-- start Provided records --

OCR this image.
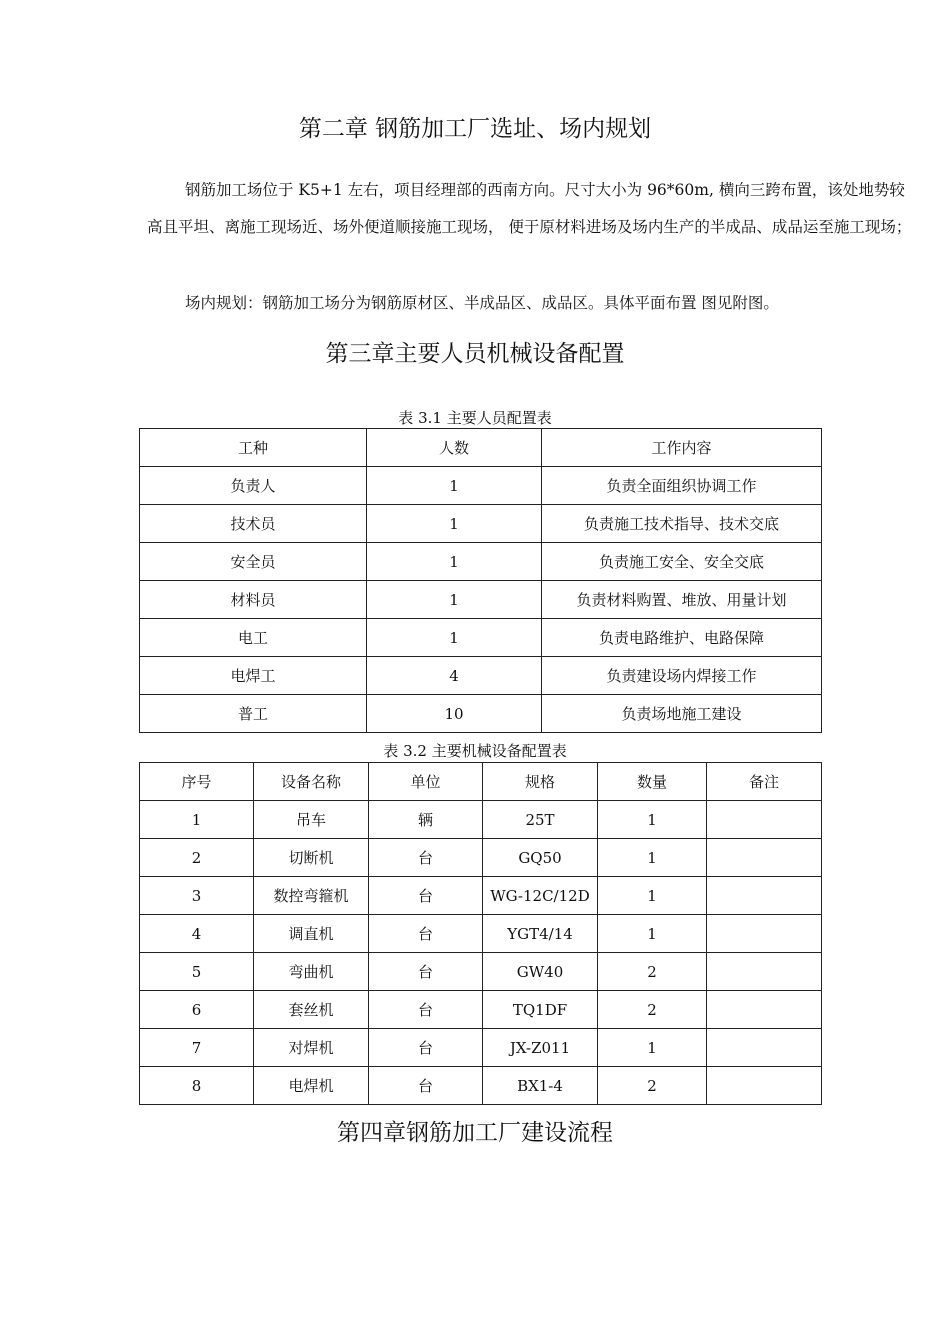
第二章 钢筋加工厂选址、场内规划

钢筋加工场位于 K5+1 左右，项目经理部的西南方向。尺寸大小为 96*60m, 横向三跨布置，该处地势较高且平坦、离施工现场近、场外便道顺接施工现场， 便于原材料进场及场内生产的半成品、成品运至施工现场；

场内规划：钢筋加工场分为钢筋原材区、半成品区、成品区。具体平面布置 图见附图。

第三章主要人员机械设备配置

表 3.1 主要人员配置表

工种	人数	工作内容
负责人	1	负责全面组织协调工作
技术员	1	负责施工技术指导、技术交底
安全员	1	负责施工安全、安全交底
材料员	1	负责材料购置、堆放、用量计划
电工	1	负责电路维护、电路保障
电焊工	4	负责建设场内焊接工作
普工	10	负责场地施工建设

表 3.2 主要机械设备配置表

序号	设备名称	单位	规格	数量	备注
1	吊车	辆	25T	1	
2	切断机	台	GQ50	1	
3	数控弯箍机	台	WG-12C/12D	1	
4	调直机	台	YGT4/14	1	
5	弯曲机	台	GW40	2	
6	套丝机	台	TQ1DF	2	
7	对焊机	台	JX-Z011	1	
8	电焊机	台	BX1-4	2	
第四章钢筋加工厂建设流程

-- end Provided records --

# [Written exercise]
Produce an exact copy of each line of data, skipping embedded images.

# [Correct output]
OCR this image.
第二章 钢筋加工厂选址、场内规划

钢筋加工场位于 K5+1 左右，项目经理部的西南方向。尺寸大小为 96*60m, 横向三跨布置，该处地势较高且平坦、离施工现场近、场外便道顺接施工现场， 便于原材料进场及场内生产的半成品、成品运至施工现场；

场内规划：钢筋加工场分为钢筋原材区、半成品区、成品区。具体平面布置 图见附图。

第三章主要人员机械设备配置

表 3.1 主要人员配置表

工种	人数	工作内容
负责人	1	负责全面组织协调工作
技术员	1	负责施工技术指导、技术交底
安全员	1	负责施工安全、安全交底
材料员	1	负责材料购置、堆放、用量计划
电工	1	负责电路维护、电路保障
电焊工	4	负责建设场内焊接工作
普工	10	负责场地施工建设

表 3.2 主要机械设备配置表

序号	设备名称	单位	规格	数量	备注
1	吊车	辆	25T	1	
2	切断机	台	GQ50	1	
3	数控弯箍机	台	WG-12C/12D	1	
4	调直机	台	YGT4/14	1	
5	弯曲机	台	GW40	2	
6	套丝机	台	TQ1DF	2	
7	对焊机	台	JX-Z011	1	
8	电焊机	台	BX1-4	2	
第四章钢筋加工厂建设流程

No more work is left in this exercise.